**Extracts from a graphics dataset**

__________________________________________________

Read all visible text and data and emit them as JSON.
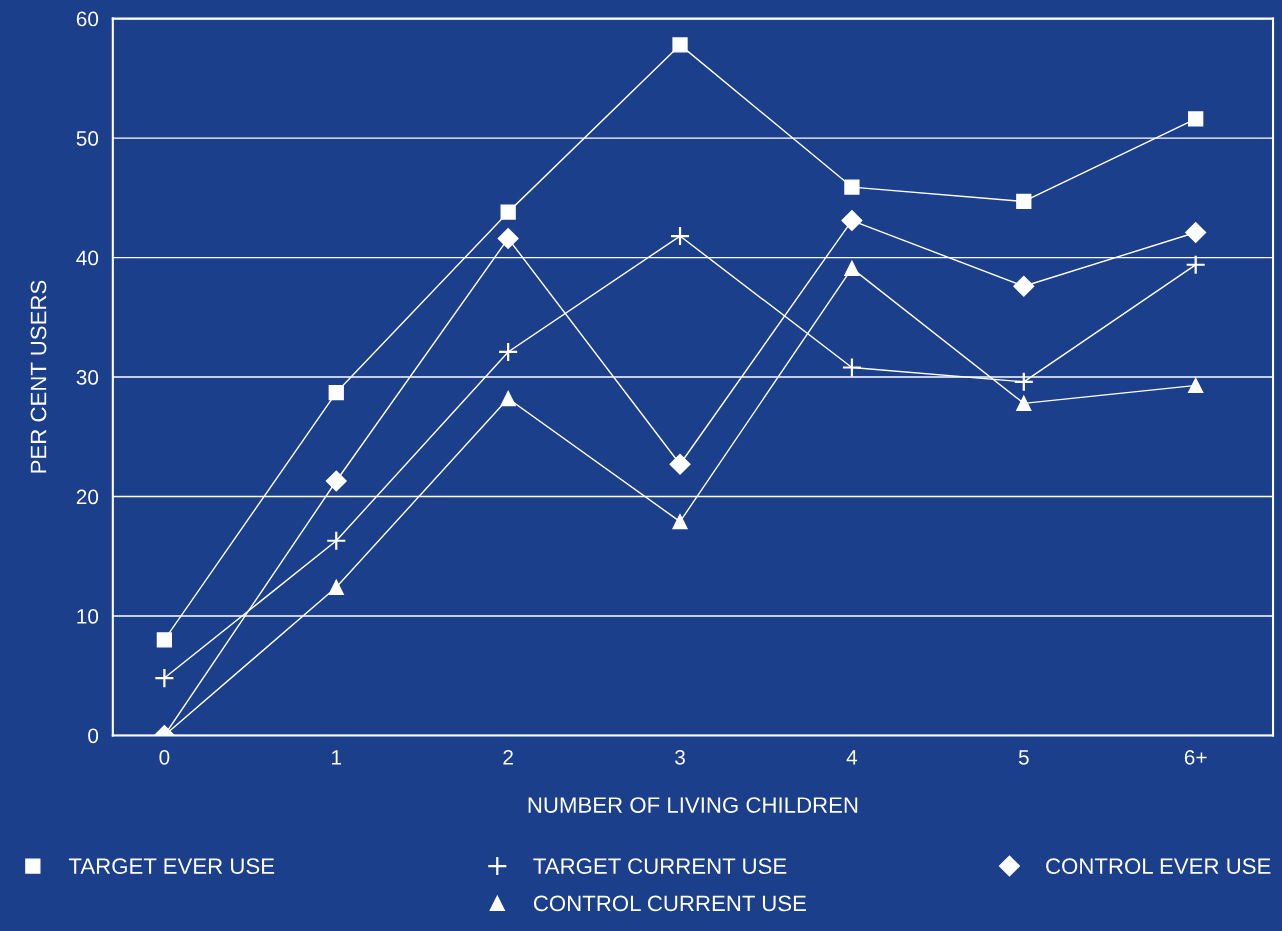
{
  "chart_data": {
    "type": "line",
    "xlabel": "NUMBER OF LIVING CHILDREN",
    "ylabel": "PER CENT USERS",
    "categories": [
      "0",
      "1",
      "2",
      "3",
      "4",
      "5",
      "6+"
    ],
    "series": [
      {
        "name": "TARGET EVER USE",
        "color": "#ffffff",
        "marker": "square",
        "values": [
          8,
          28.7,
          43.8,
          57.8,
          45.9,
          44.7,
          51.6
        ]
      },
      {
        "name": "TARGET CURRENT USE",
        "color": "#ffffff",
        "marker": "cross",
        "values": [
          4.8,
          16.3,
          32.1,
          41.8,
          30.8,
          29.6,
          39.4
        ]
      },
      {
        "name": "CONTROL EVER USE",
        "color": "#ffffff",
        "marker": "diamond",
        "values": [
          0,
          21.3,
          41.6,
          22.7,
          43.1,
          37.6,
          42.1
        ]
      },
      {
        "name": "CONTROL CURRENT USE",
        "color": "#ffffff",
        "marker": "triangle",
        "values": [
          0,
          12.4,
          28.2,
          17.9,
          39.1,
          27.8,
          29.3
        ]
      }
    ],
    "ylim": [
      0,
      60
    ],
    "yticks": [
      0,
      10,
      20,
      30,
      40,
      50,
      60
    ],
    "grid": "y",
    "legend": "bottom",
    "line_style": "solid"
  }
}
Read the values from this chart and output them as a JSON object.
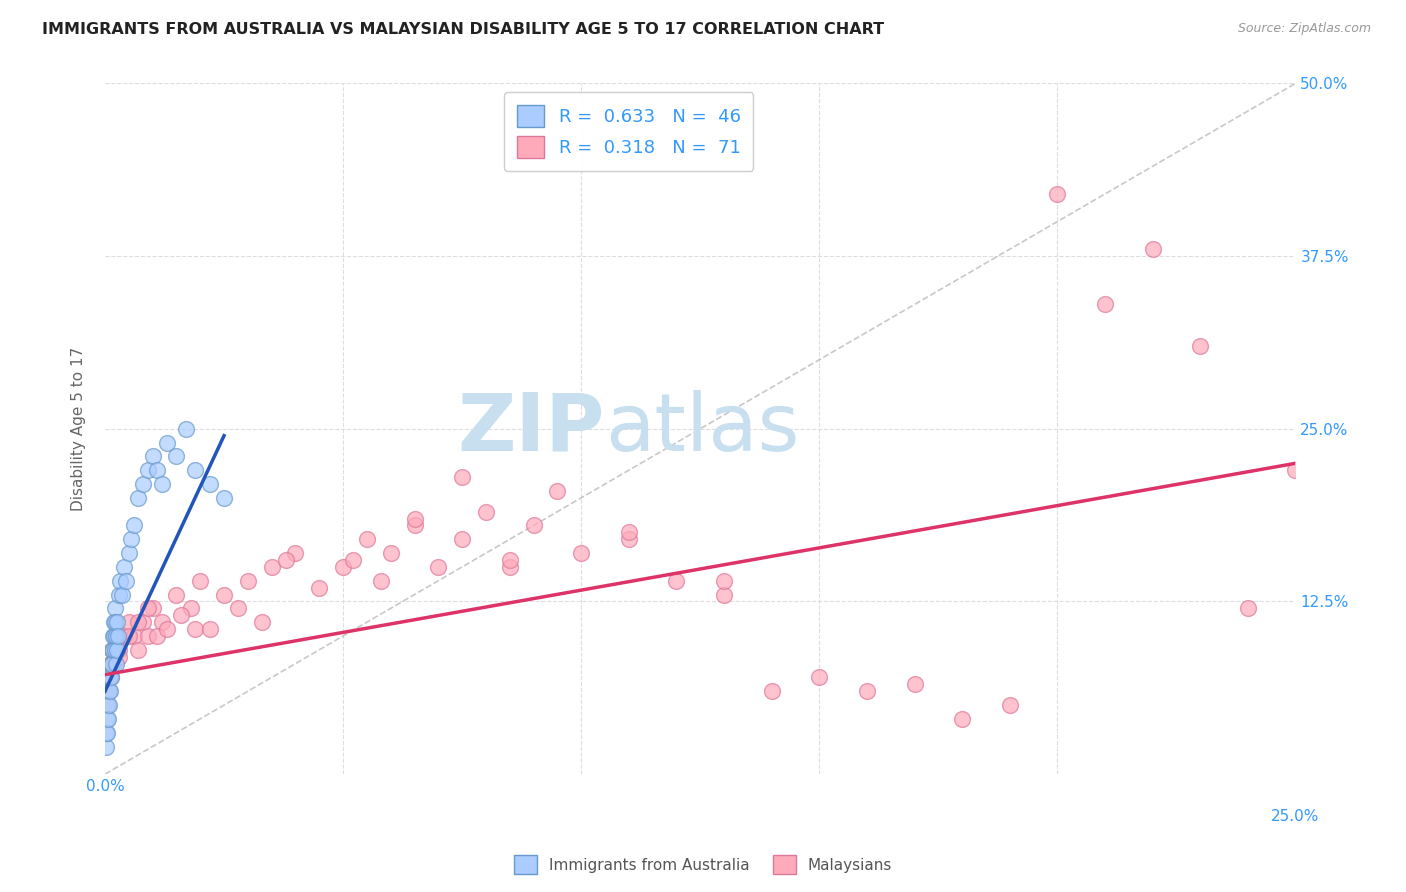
{
  "title": "IMMIGRANTS FROM AUSTRALIA VS MALAYSIAN DISABILITY AGE 5 TO 17 CORRELATION CHART",
  "source": "Source: ZipAtlas.com",
  "ylabel": "Disability Age 5 to 17",
  "background_color": "#ffffff",
  "grid_color": "#dddddd",
  "title_color": "#222222",
  "source_color": "#999999",
  "watermark_zip": "ZIP",
  "watermark_atlas": "atlas",
  "watermark_color_zip": "#c8dff0",
  "watermark_color_atlas": "#c8dff0",
  "legend_color": "#3399ff",
  "series1_color": "#aaccff",
  "series2_color": "#ffaabb",
  "series1_edge": "#6699cc",
  "series2_edge": "#dd7799",
  "trend1_color": "#2255bb",
  "trend2_color": "#dd3366",
  "diag_color": "#bbbbbb",
  "xlim": [
    0.0,
    0.25
  ],
  "ylim": [
    0.0,
    0.5
  ],
  "aus_x": [
    0.0002,
    0.0003,
    0.0004,
    0.0005,
    0.0006,
    0.0007,
    0.0008,
    0.0009,
    0.001,
    0.0011,
    0.0012,
    0.0013,
    0.0014,
    0.0015,
    0.0016,
    0.0017,
    0.0018,
    0.0019,
    0.002,
    0.0021,
    0.0022,
    0.0023,
    0.0024,
    0.0025,
    0.0026,
    0.0027,
    0.003,
    0.0032,
    0.0035,
    0.004,
    0.0045,
    0.005,
    0.0055,
    0.006,
    0.007,
    0.008,
    0.009,
    0.01,
    0.011,
    0.012,
    0.013,
    0.015,
    0.017,
    0.019,
    0.022,
    0.025
  ],
  "aus_y": [
    0.02,
    0.03,
    0.04,
    0.03,
    0.05,
    0.04,
    0.06,
    0.05,
    0.07,
    0.06,
    0.08,
    0.07,
    0.09,
    0.08,
    0.1,
    0.09,
    0.11,
    0.1,
    0.12,
    0.09,
    0.11,
    0.1,
    0.08,
    0.09,
    0.11,
    0.1,
    0.13,
    0.14,
    0.13,
    0.15,
    0.14,
    0.16,
    0.17,
    0.18,
    0.2,
    0.21,
    0.22,
    0.23,
    0.22,
    0.21,
    0.24,
    0.23,
    0.25,
    0.22,
    0.21,
    0.2
  ],
  "mal_x": [
    0.0002,
    0.0004,
    0.0006,
    0.0008,
    0.001,
    0.0012,
    0.0015,
    0.0018,
    0.002,
    0.003,
    0.004,
    0.005,
    0.006,
    0.007,
    0.008,
    0.009,
    0.01,
    0.012,
    0.015,
    0.018,
    0.02,
    0.025,
    0.03,
    0.035,
    0.04,
    0.05,
    0.055,
    0.06,
    0.065,
    0.07,
    0.075,
    0.08,
    0.085,
    0.09,
    0.1,
    0.11,
    0.12,
    0.13,
    0.14,
    0.15,
    0.16,
    0.17,
    0.18,
    0.19,
    0.2,
    0.21,
    0.22,
    0.23,
    0.24,
    0.25,
    0.003,
    0.005,
    0.007,
    0.009,
    0.011,
    0.013,
    0.016,
    0.019,
    0.022,
    0.028,
    0.033,
    0.038,
    0.045,
    0.052,
    0.058,
    0.065,
    0.075,
    0.085,
    0.095,
    0.11,
    0.13
  ],
  "mal_y": [
    0.06,
    0.05,
    0.07,
    0.06,
    0.08,
    0.07,
    0.09,
    0.08,
    0.1,
    0.09,
    0.1,
    0.11,
    0.1,
    0.09,
    0.11,
    0.1,
    0.12,
    0.11,
    0.13,
    0.12,
    0.14,
    0.13,
    0.14,
    0.15,
    0.16,
    0.15,
    0.17,
    0.16,
    0.18,
    0.15,
    0.17,
    0.19,
    0.15,
    0.18,
    0.16,
    0.17,
    0.14,
    0.13,
    0.06,
    0.07,
    0.06,
    0.065,
    0.04,
    0.05,
    0.42,
    0.34,
    0.38,
    0.31,
    0.12,
    0.22,
    0.085,
    0.1,
    0.11,
    0.12,
    0.1,
    0.105,
    0.115,
    0.105,
    0.105,
    0.12,
    0.11,
    0.155,
    0.135,
    0.155,
    0.14,
    0.185,
    0.215,
    0.155,
    0.205,
    0.175,
    0.14
  ],
  "trend1_x_start": 0.0,
  "trend1_y_start": 0.06,
  "trend1_x_end": 0.025,
  "trend1_y_end": 0.245,
  "trend2_x_start": 0.0,
  "trend2_y_start": 0.072,
  "trend2_x_end": 0.25,
  "trend2_y_end": 0.225
}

__________________________________________________

**Challenge**
Every entry above is to be set down exactly; the pictures are to be left out.

**Full solution**
Read all visible text and data and emit them as JSON.
{
  "chart_data": {
    "type": "line",
    "xlabel": "NUMBER OF LIVING CHILDREN",
    "ylabel": "PER CENT USERS",
    "categories": [
      "0",
      "1",
      "2",
      "3",
      "4",
      "5",
      "6+"
    ],
    "series": [
      {
        "name": "TARGET EVER USE",
        "color": "#ffffff",
        "marker": "square",
        "values": [
          8,
          28.7,
          43.8,
          57.8,
          45.9,
          44.7,
          51.6
        ]
      },
      {
        "name": "TARGET CURRENT USE",
        "color": "#ffffff",
        "marker": "cross",
        "values": [
          4.8,
          16.3,
          32.1,
          41.8,
          30.8,
          29.6,
          39.4
        ]
      },
      {
        "name": "CONTROL EVER USE",
        "color": "#ffffff",
        "marker": "diamond",
        "values": [
          0,
          21.3,
          41.6,
          22.7,
          43.1,
          37.6,
          42.1
        ]
      },
      {
        "name": "CONTROL CURRENT USE",
        "color": "#ffffff",
        "marker": "triangle",
        "values": [
          0,
          12.4,
          28.2,
          17.9,
          39.1,
          27.8,
          29.3
        ]
      }
    ],
    "ylim": [
      0,
      60
    ],
    "yticks": [
      0,
      10,
      20,
      30,
      40,
      50,
      60
    ],
    "grid": "y",
    "legend": "bottom",
    "line_style": "solid"
  }
}
Read the values from this chart and output them as a JSON object.
{
  "title": "IMMIGRANTS FROM AUSTRALIA VS MALAYSIAN DISABILITY AGE 5 TO 17 CORRELATION CHART",
  "source": "Source: ZipAtlas.com",
  "ylabel": "Disability Age 5 to 17",
  "background_color": "#ffffff",
  "grid_color": "#dddddd",
  "title_color": "#222222",
  "source_color": "#999999",
  "watermark_zip": "ZIP",
  "watermark_atlas": "atlas",
  "watermark_color_zip": "#c8dff0",
  "watermark_color_atlas": "#c8dff0",
  "legend_color": "#3399ff",
  "series1_color": "#aaccff",
  "series2_color": "#ffaabb",
  "series1_edge": "#6699cc",
  "series2_edge": "#dd7799",
  "trend1_color": "#2255bb",
  "trend2_color": "#dd3366",
  "diag_color": "#bbbbbb",
  "xlim": [
    0.0,
    0.25
  ],
  "ylim": [
    0.0,
    0.5
  ],
  "aus_x": [
    0.0002,
    0.0003,
    0.0004,
    0.0005,
    0.0006,
    0.0007,
    0.0008,
    0.0009,
    0.001,
    0.0011,
    0.0012,
    0.0013,
    0.0014,
    0.0015,
    0.0016,
    0.0017,
    0.0018,
    0.0019,
    0.002,
    0.0021,
    0.0022,
    0.0023,
    0.0024,
    0.0025,
    0.0026,
    0.0027,
    0.003,
    0.0032,
    0.0035,
    0.004,
    0.0045,
    0.005,
    0.0055,
    0.006,
    0.007,
    0.008,
    0.009,
    0.01,
    0.011,
    0.012,
    0.013,
    0.015,
    0.017,
    0.019,
    0.022,
    0.025
  ],
  "aus_y": [
    0.02,
    0.03,
    0.04,
    0.03,
    0.05,
    0.04,
    0.06,
    0.05,
    0.07,
    0.06,
    0.08,
    0.07,
    0.09,
    0.08,
    0.1,
    0.09,
    0.11,
    0.1,
    0.12,
    0.09,
    0.11,
    0.1,
    0.08,
    0.09,
    0.11,
    0.1,
    0.13,
    0.14,
    0.13,
    0.15,
    0.14,
    0.16,
    0.17,
    0.18,
    0.2,
    0.21,
    0.22,
    0.23,
    0.22,
    0.21,
    0.24,
    0.23,
    0.25,
    0.22,
    0.21,
    0.2
  ],
  "mal_x": [
    0.0002,
    0.0004,
    0.0006,
    0.0008,
    0.001,
    0.0012,
    0.0015,
    0.0018,
    0.002,
    0.003,
    0.004,
    0.005,
    0.006,
    0.007,
    0.008,
    0.009,
    0.01,
    0.012,
    0.015,
    0.018,
    0.02,
    0.025,
    0.03,
    0.035,
    0.04,
    0.05,
    0.055,
    0.06,
    0.065,
    0.07,
    0.075,
    0.08,
    0.085,
    0.09,
    0.1,
    0.11,
    0.12,
    0.13,
    0.14,
    0.15,
    0.16,
    0.17,
    0.18,
    0.19,
    0.2,
    0.21,
    0.22,
    0.23,
    0.24,
    0.25,
    0.003,
    0.005,
    0.007,
    0.009,
    0.011,
    0.013,
    0.016,
    0.019,
    0.022,
    0.028,
    0.033,
    0.038,
    0.045,
    0.052,
    0.058,
    0.065,
    0.075,
    0.085,
    0.095,
    0.11,
    0.13
  ],
  "mal_y": [
    0.06,
    0.05,
    0.07,
    0.06,
    0.08,
    0.07,
    0.09,
    0.08,
    0.1,
    0.09,
    0.1,
    0.11,
    0.1,
    0.09,
    0.11,
    0.1,
    0.12,
    0.11,
    0.13,
    0.12,
    0.14,
    0.13,
    0.14,
    0.15,
    0.16,
    0.15,
    0.17,
    0.16,
    0.18,
    0.15,
    0.17,
    0.19,
    0.15,
    0.18,
    0.16,
    0.17,
    0.14,
    0.13,
    0.06,
    0.07,
    0.06,
    0.065,
    0.04,
    0.05,
    0.42,
    0.34,
    0.38,
    0.31,
    0.12,
    0.22,
    0.085,
    0.1,
    0.11,
    0.12,
    0.1,
    0.105,
    0.115,
    0.105,
    0.105,
    0.12,
    0.11,
    0.155,
    0.135,
    0.155,
    0.14,
    0.185,
    0.215,
    0.155,
    0.205,
    0.175,
    0.14
  ],
  "trend1_x_start": 0.0,
  "trend1_y_start": 0.06,
  "trend1_x_end": 0.025,
  "trend1_y_end": 0.245,
  "trend2_x_start": 0.0,
  "trend2_y_start": 0.072,
  "trend2_x_end": 0.25,
  "trend2_y_end": 0.225
}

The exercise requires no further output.